## What this task involves
Return the listing below in full, with every line exactly as it is.

Collection entries:
-*-
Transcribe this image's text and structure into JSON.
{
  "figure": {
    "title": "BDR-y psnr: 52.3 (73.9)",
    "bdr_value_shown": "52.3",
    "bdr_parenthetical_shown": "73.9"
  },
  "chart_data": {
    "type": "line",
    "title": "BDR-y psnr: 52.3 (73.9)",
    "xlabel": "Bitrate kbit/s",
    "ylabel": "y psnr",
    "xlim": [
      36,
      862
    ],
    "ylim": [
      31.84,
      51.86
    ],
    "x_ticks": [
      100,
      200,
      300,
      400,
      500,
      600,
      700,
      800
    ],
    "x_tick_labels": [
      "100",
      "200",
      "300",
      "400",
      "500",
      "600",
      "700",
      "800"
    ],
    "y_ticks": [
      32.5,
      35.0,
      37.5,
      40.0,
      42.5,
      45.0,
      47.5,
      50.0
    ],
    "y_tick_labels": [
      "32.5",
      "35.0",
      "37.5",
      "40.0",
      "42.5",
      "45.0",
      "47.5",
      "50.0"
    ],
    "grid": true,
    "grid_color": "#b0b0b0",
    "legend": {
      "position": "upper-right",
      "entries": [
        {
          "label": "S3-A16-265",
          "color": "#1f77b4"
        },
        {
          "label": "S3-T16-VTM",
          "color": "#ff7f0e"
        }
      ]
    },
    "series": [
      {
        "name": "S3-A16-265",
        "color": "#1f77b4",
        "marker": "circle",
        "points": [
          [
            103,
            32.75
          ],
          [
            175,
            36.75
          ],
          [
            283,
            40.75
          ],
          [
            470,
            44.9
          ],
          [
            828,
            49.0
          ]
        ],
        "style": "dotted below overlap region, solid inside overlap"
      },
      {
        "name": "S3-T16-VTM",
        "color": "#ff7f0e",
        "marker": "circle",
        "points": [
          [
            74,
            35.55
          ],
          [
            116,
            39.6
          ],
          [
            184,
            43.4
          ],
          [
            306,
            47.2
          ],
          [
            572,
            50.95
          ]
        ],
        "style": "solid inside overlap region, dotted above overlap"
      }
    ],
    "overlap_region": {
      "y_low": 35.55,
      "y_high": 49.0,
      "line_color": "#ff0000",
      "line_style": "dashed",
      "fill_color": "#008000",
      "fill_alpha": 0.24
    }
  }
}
-*-
## Answer below
Transcribe this image's text and structure into JSON.
{
  "figure": {
    "title": "BDR-y psnr: 52.3 (73.9)",
    "bdr_value_shown": "52.3",
    "bdr_parenthetical_shown": "73.9"
  },
  "chart_data": {
    "type": "line",
    "title": "BDR-y psnr: 52.3 (73.9)",
    "xlabel": "Bitrate kbit/s",
    "ylabel": "y psnr",
    "xlim": [
      36,
      862
    ],
    "ylim": [
      31.84,
      51.86
    ],
    "x_ticks": [
      100,
      200,
      300,
      400,
      500,
      600,
      700,
      800
    ],
    "x_tick_labels": [
      "100",
      "200",
      "300",
      "400",
      "500",
      "600",
      "700",
      "800"
    ],
    "y_ticks": [
      32.5,
      35.0,
      37.5,
      40.0,
      42.5,
      45.0,
      47.5,
      50.0
    ],
    "y_tick_labels": [
      "32.5",
      "35.0",
      "37.5",
      "40.0",
      "42.5",
      "45.0",
      "47.5",
      "50.0"
    ],
    "grid": true,
    "grid_color": "#b0b0b0",
    "legend": {
      "position": "upper-right",
      "entries": [
        {
          "label": "S3-A16-265",
          "color": "#1f77b4"
        },
        {
          "label": "S3-T16-VTM",
          "color": "#ff7f0e"
        }
      ]
    },
    "series": [
      {
        "name": "S3-A16-265",
        "color": "#1f77b4",
        "marker": "circle",
        "points": [
          [
            103,
            32.75
          ],
          [
            175,
            36.75
          ],
          [
            283,
            40.75
          ],
          [
            470,
            44.9
          ],
          [
            828,
            49.0
          ]
        ],
        "style": "dotted below overlap region, solid inside overlap"
      },
      {
        "name": "S3-T16-VTM",
        "color": "#ff7f0e",
        "marker": "circle",
        "points": [
          [
            74,
            35.55
          ],
          [
            116,
            39.6
          ],
          [
            184,
            43.4
          ],
          [
            306,
            47.2
          ],
          [
            572,
            50.95
          ]
        ],
        "style": "solid inside overlap region, dotted above overlap"
      }
    ],
    "overlap_region": {
      "y_low": 35.55,
      "y_high": 49.0,
      "line_color": "#ff0000",
      "line_style": "dashed",
      "fill_color": "#008000",
      "fill_alpha": 0.24
    }
  }
}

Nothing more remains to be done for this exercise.